= What you have to do =
Produce an exact copy of all the records.

= Dataset listings of figures =
------------------------------------------------------------------------

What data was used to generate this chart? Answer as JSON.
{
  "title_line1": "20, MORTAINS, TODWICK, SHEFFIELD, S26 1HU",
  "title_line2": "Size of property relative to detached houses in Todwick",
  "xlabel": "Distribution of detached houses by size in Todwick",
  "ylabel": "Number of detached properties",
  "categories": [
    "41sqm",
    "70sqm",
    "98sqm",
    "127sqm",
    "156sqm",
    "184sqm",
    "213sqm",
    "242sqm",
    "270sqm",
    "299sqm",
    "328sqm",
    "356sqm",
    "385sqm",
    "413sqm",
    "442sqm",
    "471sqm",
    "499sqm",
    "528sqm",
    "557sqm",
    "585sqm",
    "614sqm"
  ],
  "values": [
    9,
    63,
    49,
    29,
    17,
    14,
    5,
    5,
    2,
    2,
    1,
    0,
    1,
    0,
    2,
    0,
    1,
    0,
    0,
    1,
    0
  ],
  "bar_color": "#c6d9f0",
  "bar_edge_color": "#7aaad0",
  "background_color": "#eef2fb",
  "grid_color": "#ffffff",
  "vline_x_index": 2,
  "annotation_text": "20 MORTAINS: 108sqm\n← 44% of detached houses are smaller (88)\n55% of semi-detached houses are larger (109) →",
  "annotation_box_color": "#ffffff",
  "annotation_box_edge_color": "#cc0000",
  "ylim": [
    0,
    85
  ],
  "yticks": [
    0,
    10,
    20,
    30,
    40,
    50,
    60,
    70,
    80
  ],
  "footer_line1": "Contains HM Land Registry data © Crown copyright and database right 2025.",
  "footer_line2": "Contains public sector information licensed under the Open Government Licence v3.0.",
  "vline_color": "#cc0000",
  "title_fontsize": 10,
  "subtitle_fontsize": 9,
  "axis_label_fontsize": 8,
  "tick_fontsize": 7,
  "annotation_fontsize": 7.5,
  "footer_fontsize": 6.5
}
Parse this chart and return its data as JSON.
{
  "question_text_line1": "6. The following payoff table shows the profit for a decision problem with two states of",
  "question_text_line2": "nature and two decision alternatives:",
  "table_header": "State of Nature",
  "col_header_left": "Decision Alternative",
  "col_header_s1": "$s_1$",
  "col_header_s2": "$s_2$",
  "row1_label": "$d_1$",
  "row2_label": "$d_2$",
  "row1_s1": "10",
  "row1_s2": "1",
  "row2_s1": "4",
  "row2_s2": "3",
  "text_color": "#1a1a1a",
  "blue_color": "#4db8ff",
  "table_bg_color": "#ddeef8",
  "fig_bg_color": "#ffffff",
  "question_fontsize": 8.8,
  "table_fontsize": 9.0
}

------------------------------------------------------------------------

= Exercise answer =
What data was used to generate this chart? Answer as JSON.
{
  "title_line1": "20, MORTAINS, TODWICK, SHEFFIELD, S26 1HU",
  "title_line2": "Size of property relative to detached houses in Todwick",
  "xlabel": "Distribution of detached houses by size in Todwick",
  "ylabel": "Number of detached properties",
  "categories": [
    "41sqm",
    "70sqm",
    "98sqm",
    "127sqm",
    "156sqm",
    "184sqm",
    "213sqm",
    "242sqm",
    "270sqm",
    "299sqm",
    "328sqm",
    "356sqm",
    "385sqm",
    "413sqm",
    "442sqm",
    "471sqm",
    "499sqm",
    "528sqm",
    "557sqm",
    "585sqm",
    "614sqm"
  ],
  "values": [
    9,
    63,
    49,
    29,
    17,
    14,
    5,
    5,
    2,
    2,
    1,
    0,
    1,
    0,
    2,
    0,
    1,
    0,
    0,
    1,
    0
  ],
  "bar_color": "#c6d9f0",
  "bar_edge_color": "#7aaad0",
  "background_color": "#eef2fb",
  "grid_color": "#ffffff",
  "vline_x_index": 2,
  "annotation_text": "20 MORTAINS: 108sqm\n← 44% of detached houses are smaller (88)\n55% of semi-detached houses are larger (109) →",
  "annotation_box_color": "#ffffff",
  "annotation_box_edge_color": "#cc0000",
  "ylim": [
    0,
    85
  ],
  "yticks": [
    0,
    10,
    20,
    30,
    40,
    50,
    60,
    70,
    80
  ],
  "footer_line1": "Contains HM Land Registry data © Crown copyright and database right 2025.",
  "footer_line2": "Contains public sector information licensed under the Open Government Licence v3.0.",
  "vline_color": "#cc0000",
  "title_fontsize": 10,
  "subtitle_fontsize": 9,
  "axis_label_fontsize": 8,
  "tick_fontsize": 7,
  "annotation_fontsize": 7.5,
  "footer_fontsize": 6.5
}
Parse this chart and return its data as JSON.
{
  "question_text_line1": "6. The following payoff table shows the profit for a decision problem with two states of",
  "question_text_line2": "nature and two decision alternatives:",
  "table_header": "State of Nature",
  "col_header_left": "Decision Alternative",
  "col_header_s1": "$s_1$",
  "col_header_s2": "$s_2$",
  "row1_label": "$d_1$",
  "row2_label": "$d_2$",
  "row1_s1": "10",
  "row1_s2": "1",
  "row2_s1": "4",
  "row2_s2": "3",
  "text_color": "#1a1a1a",
  "blue_color": "#4db8ff",
  "table_bg_color": "#ddeef8",
  "fig_bg_color": "#ffffff",
  "question_fontsize": 8.8,
  "table_fontsize": 9.0
}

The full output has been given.